[start of The input]

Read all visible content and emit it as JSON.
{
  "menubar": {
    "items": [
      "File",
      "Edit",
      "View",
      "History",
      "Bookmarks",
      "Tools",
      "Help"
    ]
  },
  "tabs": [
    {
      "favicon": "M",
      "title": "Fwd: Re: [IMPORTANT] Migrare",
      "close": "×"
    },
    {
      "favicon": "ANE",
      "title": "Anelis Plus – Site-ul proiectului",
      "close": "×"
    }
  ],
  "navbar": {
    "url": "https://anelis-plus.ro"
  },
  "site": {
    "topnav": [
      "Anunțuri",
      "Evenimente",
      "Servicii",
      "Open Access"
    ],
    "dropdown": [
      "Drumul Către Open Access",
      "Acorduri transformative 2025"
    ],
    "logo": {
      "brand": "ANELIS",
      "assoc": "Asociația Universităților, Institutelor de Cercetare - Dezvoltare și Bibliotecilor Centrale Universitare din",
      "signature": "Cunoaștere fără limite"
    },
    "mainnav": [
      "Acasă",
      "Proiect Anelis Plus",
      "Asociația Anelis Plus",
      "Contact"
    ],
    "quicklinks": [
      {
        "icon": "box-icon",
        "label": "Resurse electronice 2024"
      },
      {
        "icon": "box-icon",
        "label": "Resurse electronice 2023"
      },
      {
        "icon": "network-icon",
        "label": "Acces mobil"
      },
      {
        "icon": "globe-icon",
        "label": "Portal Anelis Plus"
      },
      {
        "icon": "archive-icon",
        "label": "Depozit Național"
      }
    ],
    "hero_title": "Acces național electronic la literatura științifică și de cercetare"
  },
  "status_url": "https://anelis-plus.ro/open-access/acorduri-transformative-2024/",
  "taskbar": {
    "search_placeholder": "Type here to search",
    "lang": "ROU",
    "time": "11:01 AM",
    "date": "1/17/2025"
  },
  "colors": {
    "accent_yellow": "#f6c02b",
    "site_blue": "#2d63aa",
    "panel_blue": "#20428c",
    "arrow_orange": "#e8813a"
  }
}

[end of The input]

Exercise instructions:
Word for word, write out all of the data above.

The output:
Read all visible content and emit it as JSON.
{
  "menubar": {
    "items": [
      "File",
      "Edit",
      "View",
      "History",
      "Bookmarks",
      "Tools",
      "Help"
    ]
  },
  "tabs": [
    {
      "favicon": "M",
      "title": "Fwd: Re: [IMPORTANT] Migrare",
      "close": "×"
    },
    {
      "favicon": "ANE",
      "title": "Anelis Plus – Site-ul proiectului",
      "close": "×"
    }
  ],
  "navbar": {
    "url": "https://anelis-plus.ro"
  },
  "site": {
    "topnav": [
      "Anunțuri",
      "Evenimente",
      "Servicii",
      "Open Access"
    ],
    "dropdown": [
      "Drumul Către Open Access",
      "Acorduri transformative 2025"
    ],
    "logo": {
      "brand": "ANELIS",
      "assoc": "Asociația Universităților, Institutelor de Cercetare - Dezvoltare și Bibliotecilor Centrale Universitare din",
      "signature": "Cunoaștere fără limite"
    },
    "mainnav": [
      "Acasă",
      "Proiect Anelis Plus",
      "Asociația Anelis Plus",
      "Contact"
    ],
    "quicklinks": [
      {
        "icon": "box-icon",
        "label": "Resurse electronice 2024"
      },
      {
        "icon": "box-icon",
        "label": "Resurse electronice 2023"
      },
      {
        "icon": "network-icon",
        "label": "Acces mobil"
      },
      {
        "icon": "globe-icon",
        "label": "Portal Anelis Plus"
      },
      {
        "icon": "archive-icon",
        "label": "Depozit Național"
      }
    ],
    "hero_title": "Acces național electronic la literatura științifică și de cercetare"
  },
  "status_url": "https://anelis-plus.ro/open-access/acorduri-transformative-2024/",
  "taskbar": {
    "search_placeholder": "Type here to search",
    "lang": "ROU",
    "time": "11:01 AM",
    "date": "1/17/2025"
  },
  "colors": {
    "accent_yellow": "#f6c02b",
    "site_blue": "#2d63aa",
    "panel_blue": "#20428c",
    "arrow_orange": "#e8813a"
  }
}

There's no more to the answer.